#### Aim
Find the string "ylabel" in the records. Copy every line it appears in.

#### Entries provided
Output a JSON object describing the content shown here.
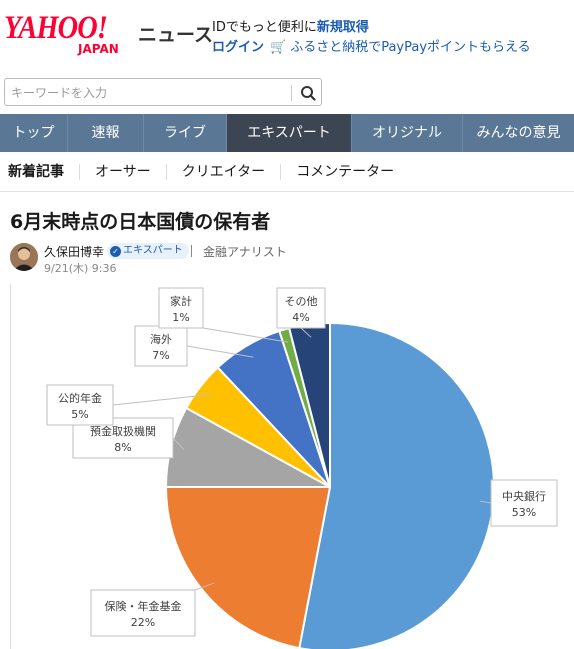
{
  "header": {
    "logo_main": "YAHOO!",
    "logo_sub": "JAPAN",
    "service_name": "ニュース",
    "promo_line1_prefix": "IDでもっと便利に",
    "promo_line1_link": "新規取得",
    "login_label": "ログイン",
    "promo_line2": "ふるさと納税でPayPayポイントもらえる"
  },
  "search": {
    "placeholder": "キーワードを入力"
  },
  "nav": {
    "tabs": [
      {
        "label": "トップ"
      },
      {
        "label": "速報"
      },
      {
        "label": "ライブ"
      },
      {
        "label": "エキスパート"
      },
      {
        "label": "オリジナル"
      },
      {
        "label": "みんなの意見"
      }
    ]
  },
  "subnav": {
    "items": [
      {
        "label": "新着記事"
      },
      {
        "label": "オーサー"
      },
      {
        "label": "クリエイター"
      },
      {
        "label": "コメンテーター"
      }
    ]
  },
  "article": {
    "title": "6月末時点の日本国債の保有者",
    "author_name": "久保田博幸",
    "badge": "エキスパート",
    "author_title": "金融アナリスト",
    "date": "9/21(木) 9:36"
  },
  "chart_data": {
    "type": "pie",
    "title": "",
    "slices": [
      {
        "label": "中央銀行",
        "value": 53,
        "display": "53%",
        "color": "#5b9bd5"
      },
      {
        "label": "保険・年金基金",
        "value": 22,
        "display": "22%",
        "color": "#ed7d31"
      },
      {
        "label": "預金取扱機関",
        "value": 8,
        "display": "8%",
        "color": "#a5a5a5"
      },
      {
        "label": "公的年金",
        "value": 5,
        "display": "5%",
        "color": "#ffc000"
      },
      {
        "label": "海外",
        "value": 7,
        "display": "7%",
        "color": "#4472c4"
      },
      {
        "label": "家計",
        "value": 1,
        "display": "1%",
        "color": "#70ad47"
      },
      {
        "label": "その他",
        "value": 4,
        "display": "4%",
        "color": "#264478"
      }
    ]
  }
}
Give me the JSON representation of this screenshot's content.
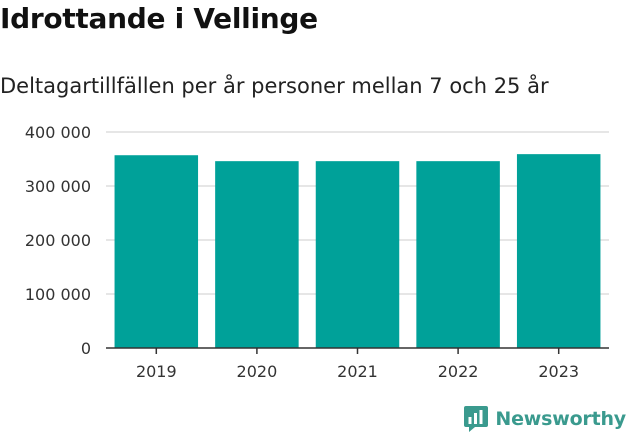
{
  "title": "Idrottande i Vellinge",
  "subtitle": "Deltagartillfällen per år personer mellan 7 och 25 år",
  "brand": {
    "name": "Newsworthy",
    "logo_icon": "newsworthy-logo-icon",
    "color": "#3a9a8e"
  },
  "chart_data": {
    "type": "bar",
    "title": "Idrottande i Vellinge",
    "subtitle": "Deltagartillfällen per år personer mellan 7 och 25 år",
    "categories": [
      "2019",
      "2020",
      "2021",
      "2022",
      "2023"
    ],
    "values": [
      357000,
      346000,
      346000,
      346000,
      359000
    ],
    "ylim": [
      0,
      400000
    ],
    "yticks": [
      0,
      100000,
      200000,
      300000,
      400000
    ],
    "ytick_labels": [
      "0",
      "100 000",
      "200 000",
      "300 000",
      "400 000"
    ],
    "xlabel": "",
    "ylabel": "",
    "grid": true,
    "bar_color": "#00a199",
    "grid_color": "#dddddd",
    "axis_color": "#333333"
  }
}
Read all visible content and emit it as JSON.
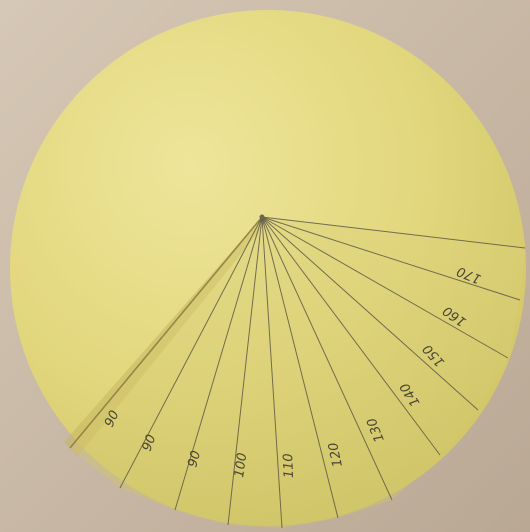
{
  "scene": {
    "subject": "paper-cone-template",
    "colors": {
      "background_wall": "#cfc0ad",
      "paper_light": "#e8df88",
      "paper_mid": "#d8ce72",
      "paper_shadow": "#c3b85c",
      "ruled_line": "#5f5a45",
      "pencil": "#4b4632"
    }
  },
  "angle_labels": [
    {
      "text": "90"
    },
    {
      "text": "90"
    },
    {
      "text": "90"
    },
    {
      "text": "100"
    },
    {
      "text": "110"
    },
    {
      "text": "120"
    },
    {
      "text": "130"
    },
    {
      "text": "140"
    },
    {
      "text": "150"
    },
    {
      "text": "160"
    },
    {
      "text": "170"
    }
  ]
}
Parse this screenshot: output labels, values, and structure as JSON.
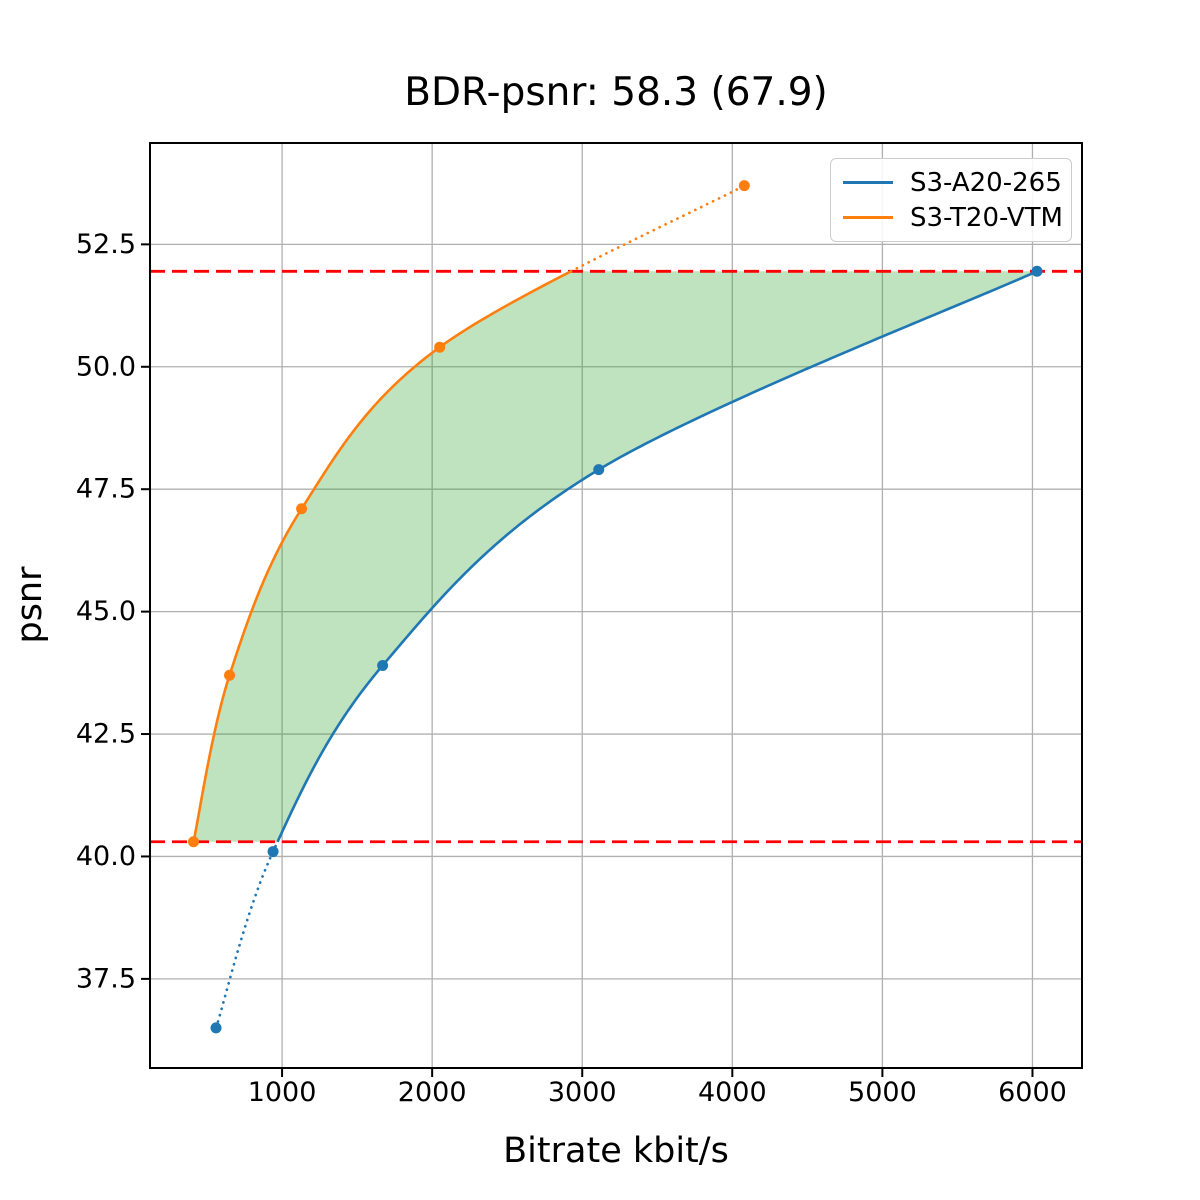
{
  "figure": {
    "title": "BDR-psnr: 58.3 (67.9)"
  },
  "chart_data": {
    "type": "line",
    "title": "BDR-psnr: 58.3 (67.9)",
    "xlabel": "Bitrate kbit/s",
    "ylabel": "psnr",
    "xlim": [
      120,
      6330
    ],
    "ylim": [
      35.68,
      54.57
    ],
    "xticks": [
      1000,
      2000,
      3000,
      4000,
      5000,
      6000
    ],
    "yticks": [
      37.5,
      40.0,
      42.5,
      45.0,
      47.5,
      50.0,
      52.5
    ],
    "grid": true,
    "legend_position": "upper-right",
    "series": [
      {
        "name": "S3-A20-265",
        "color": "#1f77b4",
        "marker": "circle",
        "points": [
          [
            560,
            36.5
          ],
          [
            940,
            40.1
          ],
          [
            1670,
            43.9
          ],
          [
            3110,
            47.9
          ],
          [
            6030,
            51.95
          ]
        ],
        "outside_region_style": "dotted-below-lower-bound"
      },
      {
        "name": "S3-T20-VTM",
        "color": "#ff7f0e",
        "marker": "circle",
        "points": [
          [
            410,
            40.3
          ],
          [
            650,
            43.7
          ],
          [
            1130,
            47.1
          ],
          [
            2050,
            50.4
          ],
          [
            4080,
            53.7
          ]
        ],
        "outside_region_style": "dotted-above-upper-bound"
      }
    ],
    "hlines": {
      "upper": 51.95,
      "lower": 40.3,
      "color": "#ff0000",
      "style": "dashed"
    },
    "shaded_region": {
      "between": [
        "S3-T20-VTM",
        "S3-A20-265"
      ],
      "clipped_to_hlines": true,
      "color": "#2ca02c",
      "opacity": 0.3
    }
  },
  "legend": {
    "items": [
      {
        "label": "S3-A20-265",
        "color": "#1f77b4"
      },
      {
        "label": "S3-T20-VTM",
        "color": "#ff7f0e"
      }
    ]
  },
  "style": {
    "grid_color": "#b0b0b0",
    "spine_color": "#000000",
    "tick_color": "#000000",
    "background": "#ffffff"
  }
}
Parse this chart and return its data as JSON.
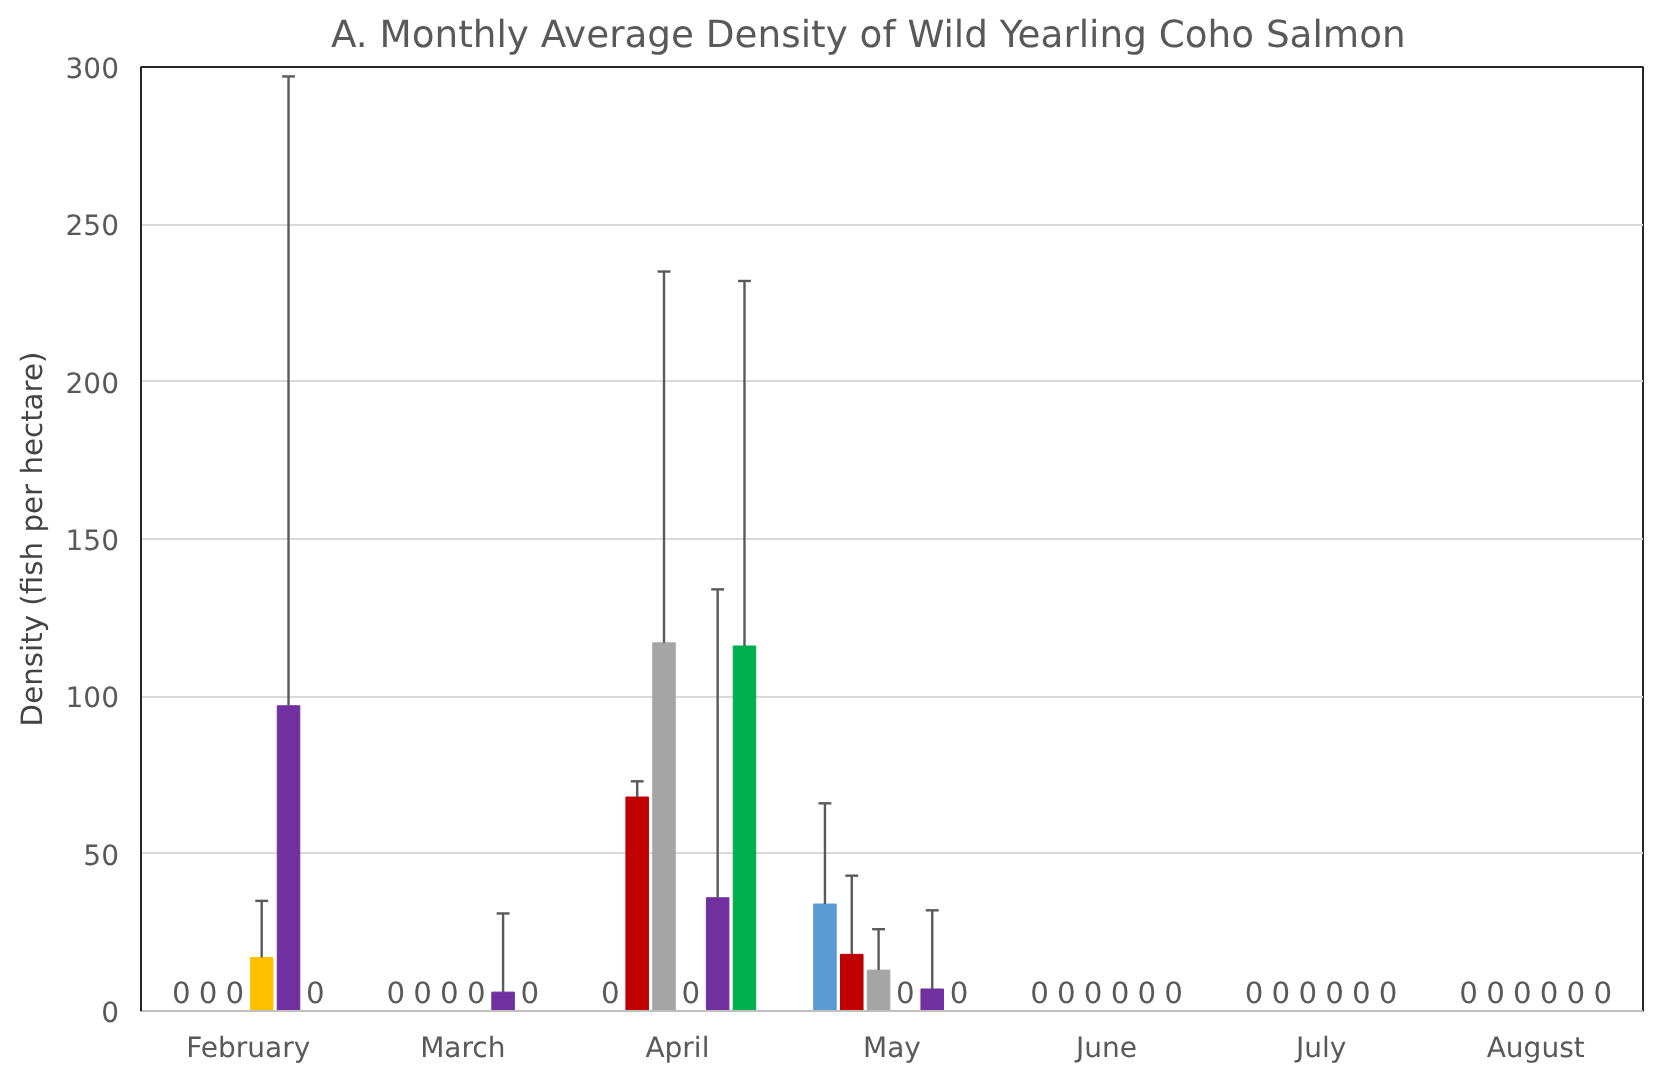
{
  "chart_data": {
    "type": "bar",
    "title": "A.     Monthly Average Density of Wild Yearling Coho Salmon",
    "ylabel": "Density (fish per hectare)",
    "categories": [
      "February",
      "March",
      "April",
      "May",
      "June",
      "July",
      "August"
    ],
    "ylim": [
      0,
      300
    ],
    "yticks": [
      0,
      50,
      100,
      150,
      200,
      250,
      300
    ],
    "grid": "y",
    "series": [
      {
        "color": "#5b9bd5",
        "values": [
          0,
          0,
          0,
          34,
          0,
          0,
          0
        ],
        "errors": [
          null,
          null,
          null,
          [
            34,
            66
          ],
          null,
          null,
          null
        ],
        "value_labels": [
          "0",
          "0",
          "0",
          null,
          "0",
          "0",
          "0"
        ]
      },
      {
        "color": "#c00000",
        "values": [
          0,
          0,
          68,
          18,
          0,
          0,
          0
        ],
        "errors": [
          null,
          null,
          [
            68,
            73
          ],
          [
            18,
            43
          ],
          null,
          null,
          null
        ],
        "value_labels": [
          "0",
          "0",
          null,
          null,
          "0",
          "0",
          "0"
        ]
      },
      {
        "color": "#a5a5a5",
        "values": [
          0,
          0,
          117,
          13,
          0,
          0,
          0
        ],
        "errors": [
          null,
          null,
          [
            117,
            235
          ],
          [
            13,
            26
          ],
          null,
          null,
          null
        ],
        "value_labels": [
          "0",
          "0",
          null,
          null,
          "0",
          "0",
          "0"
        ]
      },
      {
        "color": "#ffc000",
        "values": [
          17,
          0,
          0,
          0,
          0,
          0,
          0
        ],
        "errors": [
          [
            17,
            35
          ],
          null,
          null,
          null,
          null,
          null,
          null
        ],
        "value_labels": [
          null,
          "0",
          "0",
          "0",
          "0",
          "0",
          "0"
        ]
      },
      {
        "color": "#7030a0",
        "values": [
          97,
          6,
          36,
          7,
          0,
          0,
          0
        ],
        "errors": [
          [
            97,
            297
          ],
          [
            6,
            31
          ],
          [
            36,
            134
          ],
          [
            7,
            32
          ],
          null,
          null,
          null
        ],
        "value_labels": [
          null,
          null,
          null,
          null,
          "0",
          "0",
          "0"
        ]
      },
      {
        "color": "#00b050",
        "values": [
          0,
          0,
          116,
          0,
          0,
          0,
          0
        ],
        "errors": [
          null,
          null,
          [
            116,
            232
          ],
          null,
          null,
          null,
          null
        ],
        "value_labels": [
          "0",
          "0",
          null,
          "0",
          "0",
          "0",
          "0"
        ]
      }
    ]
  }
}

#### Finished exercise
    "ylabel": "",
    "ylabel": "psnr",
    "ylabel": "Density (fish per hectare)",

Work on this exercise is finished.